§ EXERCISE DETAILS
Convert the lines from the start of the records through the line containing "sort-toggle[interactable]: [865, 920, 881, 943]", both ends included, into a JSON list of strings with one string per line and no blank lines.

Rows from a dataset:
::::

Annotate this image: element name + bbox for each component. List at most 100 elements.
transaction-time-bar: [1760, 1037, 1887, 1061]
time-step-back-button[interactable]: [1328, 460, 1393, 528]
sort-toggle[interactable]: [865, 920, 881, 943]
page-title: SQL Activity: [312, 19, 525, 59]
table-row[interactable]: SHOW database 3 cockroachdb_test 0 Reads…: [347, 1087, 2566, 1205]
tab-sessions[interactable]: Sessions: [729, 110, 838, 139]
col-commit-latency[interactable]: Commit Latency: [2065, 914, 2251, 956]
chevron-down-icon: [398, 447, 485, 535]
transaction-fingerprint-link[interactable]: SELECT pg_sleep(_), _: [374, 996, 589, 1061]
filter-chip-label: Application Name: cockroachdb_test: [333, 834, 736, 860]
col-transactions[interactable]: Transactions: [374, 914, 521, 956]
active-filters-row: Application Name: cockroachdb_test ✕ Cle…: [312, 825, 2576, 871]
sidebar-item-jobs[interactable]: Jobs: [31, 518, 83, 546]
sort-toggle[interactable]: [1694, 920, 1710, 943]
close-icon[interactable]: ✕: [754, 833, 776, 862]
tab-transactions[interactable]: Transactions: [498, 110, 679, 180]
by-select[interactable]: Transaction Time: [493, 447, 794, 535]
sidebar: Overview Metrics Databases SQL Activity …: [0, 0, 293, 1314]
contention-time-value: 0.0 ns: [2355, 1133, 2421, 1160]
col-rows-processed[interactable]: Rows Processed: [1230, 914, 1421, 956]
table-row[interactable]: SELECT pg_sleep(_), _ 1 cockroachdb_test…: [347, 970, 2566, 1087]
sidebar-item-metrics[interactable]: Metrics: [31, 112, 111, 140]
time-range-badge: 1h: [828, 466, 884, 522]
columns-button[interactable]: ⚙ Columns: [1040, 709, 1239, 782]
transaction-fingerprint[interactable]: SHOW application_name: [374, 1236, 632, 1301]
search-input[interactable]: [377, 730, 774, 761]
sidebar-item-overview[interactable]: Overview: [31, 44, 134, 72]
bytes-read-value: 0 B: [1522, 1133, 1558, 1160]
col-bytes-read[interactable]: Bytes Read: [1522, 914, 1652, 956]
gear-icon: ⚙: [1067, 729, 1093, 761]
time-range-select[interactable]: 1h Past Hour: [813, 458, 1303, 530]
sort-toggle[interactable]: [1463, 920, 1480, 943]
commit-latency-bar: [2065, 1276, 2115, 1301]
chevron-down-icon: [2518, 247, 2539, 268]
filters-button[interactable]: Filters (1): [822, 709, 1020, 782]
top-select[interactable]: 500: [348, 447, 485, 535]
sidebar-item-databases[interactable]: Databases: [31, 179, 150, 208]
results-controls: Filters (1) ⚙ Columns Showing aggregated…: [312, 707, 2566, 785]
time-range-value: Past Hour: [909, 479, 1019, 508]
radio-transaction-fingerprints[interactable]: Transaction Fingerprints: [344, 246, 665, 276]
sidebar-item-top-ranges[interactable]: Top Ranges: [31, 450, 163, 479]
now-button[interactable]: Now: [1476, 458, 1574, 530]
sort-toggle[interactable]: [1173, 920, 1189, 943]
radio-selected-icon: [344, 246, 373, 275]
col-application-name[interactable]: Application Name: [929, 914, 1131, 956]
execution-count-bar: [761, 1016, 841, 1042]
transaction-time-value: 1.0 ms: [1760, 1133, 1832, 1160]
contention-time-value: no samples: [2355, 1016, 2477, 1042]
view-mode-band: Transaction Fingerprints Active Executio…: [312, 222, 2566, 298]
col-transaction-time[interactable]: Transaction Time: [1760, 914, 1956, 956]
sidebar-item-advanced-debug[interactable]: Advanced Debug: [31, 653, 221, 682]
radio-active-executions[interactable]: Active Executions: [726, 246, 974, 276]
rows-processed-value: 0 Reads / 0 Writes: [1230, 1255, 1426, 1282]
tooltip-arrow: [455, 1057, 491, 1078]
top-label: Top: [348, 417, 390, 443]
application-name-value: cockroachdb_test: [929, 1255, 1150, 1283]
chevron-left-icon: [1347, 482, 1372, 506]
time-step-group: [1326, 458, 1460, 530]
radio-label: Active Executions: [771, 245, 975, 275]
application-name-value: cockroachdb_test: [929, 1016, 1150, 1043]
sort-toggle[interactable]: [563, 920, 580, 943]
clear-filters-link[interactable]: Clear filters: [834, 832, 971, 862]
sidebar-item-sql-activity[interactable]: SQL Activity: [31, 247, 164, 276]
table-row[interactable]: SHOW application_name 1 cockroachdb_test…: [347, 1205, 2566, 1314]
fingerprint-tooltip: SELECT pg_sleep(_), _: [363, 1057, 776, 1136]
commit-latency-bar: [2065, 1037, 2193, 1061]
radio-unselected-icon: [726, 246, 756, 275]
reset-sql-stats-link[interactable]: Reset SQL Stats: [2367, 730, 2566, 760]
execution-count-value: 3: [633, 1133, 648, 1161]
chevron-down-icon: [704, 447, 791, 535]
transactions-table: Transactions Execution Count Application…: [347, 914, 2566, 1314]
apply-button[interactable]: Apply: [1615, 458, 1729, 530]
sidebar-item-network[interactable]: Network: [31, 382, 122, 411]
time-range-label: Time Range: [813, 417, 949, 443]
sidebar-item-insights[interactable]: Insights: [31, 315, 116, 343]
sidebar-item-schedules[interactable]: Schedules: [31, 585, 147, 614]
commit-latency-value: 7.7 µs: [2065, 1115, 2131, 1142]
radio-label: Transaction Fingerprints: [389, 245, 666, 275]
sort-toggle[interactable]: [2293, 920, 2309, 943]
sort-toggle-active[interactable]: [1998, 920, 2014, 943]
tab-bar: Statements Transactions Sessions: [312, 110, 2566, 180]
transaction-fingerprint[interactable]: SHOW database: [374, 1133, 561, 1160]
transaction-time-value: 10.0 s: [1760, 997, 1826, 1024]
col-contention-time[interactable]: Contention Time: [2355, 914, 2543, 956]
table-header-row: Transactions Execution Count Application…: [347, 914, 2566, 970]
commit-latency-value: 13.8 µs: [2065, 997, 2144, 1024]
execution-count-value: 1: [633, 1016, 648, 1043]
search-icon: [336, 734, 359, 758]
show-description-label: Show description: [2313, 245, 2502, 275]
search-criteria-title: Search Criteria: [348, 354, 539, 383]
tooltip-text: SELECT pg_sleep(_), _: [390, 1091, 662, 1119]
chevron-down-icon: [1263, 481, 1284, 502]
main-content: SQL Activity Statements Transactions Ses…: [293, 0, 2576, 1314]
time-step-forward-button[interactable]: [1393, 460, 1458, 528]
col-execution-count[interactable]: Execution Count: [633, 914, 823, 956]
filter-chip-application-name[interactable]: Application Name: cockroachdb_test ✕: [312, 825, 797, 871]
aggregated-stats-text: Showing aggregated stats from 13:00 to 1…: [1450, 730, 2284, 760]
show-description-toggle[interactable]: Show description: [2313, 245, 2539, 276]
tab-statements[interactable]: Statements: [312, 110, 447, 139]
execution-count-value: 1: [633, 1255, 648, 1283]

::::

§ TASK RESULT
[
  "Annotate this image: element name + bbox for each component. List at most 100 elements.",
  "transaction-time-bar: [1760, 1037, 1887, 1061]",
  "time-step-back-button[interactable]: [1328, 460, 1393, 528]",
  "sort-toggle[interactable]: [865, 920, 881, 943]"
]